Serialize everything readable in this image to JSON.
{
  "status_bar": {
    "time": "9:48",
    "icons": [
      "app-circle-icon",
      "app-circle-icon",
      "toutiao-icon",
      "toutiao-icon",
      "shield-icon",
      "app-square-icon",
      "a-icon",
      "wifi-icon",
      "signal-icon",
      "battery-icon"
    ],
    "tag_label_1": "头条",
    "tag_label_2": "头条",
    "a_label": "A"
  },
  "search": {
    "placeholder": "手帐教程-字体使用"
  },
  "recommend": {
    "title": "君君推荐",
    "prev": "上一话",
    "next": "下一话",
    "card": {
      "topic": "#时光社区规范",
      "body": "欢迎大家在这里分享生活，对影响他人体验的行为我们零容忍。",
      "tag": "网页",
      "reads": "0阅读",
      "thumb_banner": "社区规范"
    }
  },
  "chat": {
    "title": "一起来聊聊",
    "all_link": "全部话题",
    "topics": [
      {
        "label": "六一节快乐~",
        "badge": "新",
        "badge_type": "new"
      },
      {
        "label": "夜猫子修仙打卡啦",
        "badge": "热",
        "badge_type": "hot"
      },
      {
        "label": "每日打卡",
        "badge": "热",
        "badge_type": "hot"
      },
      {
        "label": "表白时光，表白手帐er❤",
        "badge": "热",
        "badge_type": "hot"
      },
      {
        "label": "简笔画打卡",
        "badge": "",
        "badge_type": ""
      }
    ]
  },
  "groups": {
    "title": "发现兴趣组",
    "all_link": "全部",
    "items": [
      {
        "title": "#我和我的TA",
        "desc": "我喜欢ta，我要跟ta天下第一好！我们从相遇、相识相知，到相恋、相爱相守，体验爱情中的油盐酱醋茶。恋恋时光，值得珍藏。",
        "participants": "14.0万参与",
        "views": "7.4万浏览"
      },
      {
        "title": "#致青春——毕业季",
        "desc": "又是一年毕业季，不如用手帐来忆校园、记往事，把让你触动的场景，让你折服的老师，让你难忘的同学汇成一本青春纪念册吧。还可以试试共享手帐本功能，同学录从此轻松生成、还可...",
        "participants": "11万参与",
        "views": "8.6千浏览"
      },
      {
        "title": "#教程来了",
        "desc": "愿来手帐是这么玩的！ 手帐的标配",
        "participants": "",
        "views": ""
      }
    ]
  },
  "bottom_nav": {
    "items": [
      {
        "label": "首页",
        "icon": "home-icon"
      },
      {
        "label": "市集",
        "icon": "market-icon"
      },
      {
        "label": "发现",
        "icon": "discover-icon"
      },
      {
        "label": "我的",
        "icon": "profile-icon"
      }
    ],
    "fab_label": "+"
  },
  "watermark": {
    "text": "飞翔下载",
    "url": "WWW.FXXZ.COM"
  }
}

● **REQUIRED TASK**: Using the listing above, reproduce each line without omission.

● **EXERCISE SOLUTION**:
Serialize everything readable in this image to JSON.
{
  "status_bar": {
    "time": "9:48",
    "icons": [
      "app-circle-icon",
      "app-circle-icon",
      "toutiao-icon",
      "toutiao-icon",
      "shield-icon",
      "app-square-icon",
      "a-icon",
      "wifi-icon",
      "signal-icon",
      "battery-icon"
    ],
    "tag_label_1": "头条",
    "tag_label_2": "头条",
    "a_label": "A"
  },
  "search": {
    "placeholder": "手帐教程-字体使用"
  },
  "recommend": {
    "title": "君君推荐",
    "prev": "上一话",
    "next": "下一话",
    "card": {
      "topic": "#时光社区规范",
      "body": "欢迎大家在这里分享生活，对影响他人体验的行为我们零容忍。",
      "tag": "网页",
      "reads": "0阅读",
      "thumb_banner": "社区规范"
    }
  },
  "chat": {
    "title": "一起来聊聊",
    "all_link": "全部话题",
    "topics": [
      {
        "label": "六一节快乐~",
        "badge": "新",
        "badge_type": "new"
      },
      {
        "label": "夜猫子修仙打卡啦",
        "badge": "热",
        "badge_type": "hot"
      },
      {
        "label": "每日打卡",
        "badge": "热",
        "badge_type": "hot"
      },
      {
        "label": "表白时光，表白手帐er❤",
        "badge": "热",
        "badge_type": "hot"
      },
      {
        "label": "简笔画打卡",
        "badge": "",
        "badge_type": ""
      }
    ]
  },
  "groups": {
    "title": "发现兴趣组",
    "all_link": "全部",
    "items": [
      {
        "title": "#我和我的TA",
        "desc": "我喜欢ta，我要跟ta天下第一好！我们从相遇、相识相知，到相恋、相爱相守，体验爱情中的油盐酱醋茶。恋恋时光，值得珍藏。",
        "participants": "14.0万参与",
        "views": "7.4万浏览"
      },
      {
        "title": "#致青春——毕业季",
        "desc": "又是一年毕业季，不如用手帐来忆校园、记往事，把让你触动的场景，让你折服的老师，让你难忘的同学汇成一本青春纪念册吧。还可以试试共享手帐本功能，同学录从此轻松生成、还可...",
        "participants": "11万参与",
        "views": "8.6千浏览"
      },
      {
        "title": "#教程来了",
        "desc": "愿来手帐是这么玩的！ 手帐的标配",
        "participants": "",
        "views": ""
      }
    ]
  },
  "bottom_nav": {
    "items": [
      {
        "label": "首页",
        "icon": "home-icon"
      },
      {
        "label": "市集",
        "icon": "market-icon"
      },
      {
        "label": "发现",
        "icon": "discover-icon"
      },
      {
        "label": "我的",
        "icon": "profile-icon"
      }
    ],
    "fab_label": "+"
  },
  "watermark": {
    "text": "飞翔下载",
    "url": "WWW.FXXZ.COM"
  }
}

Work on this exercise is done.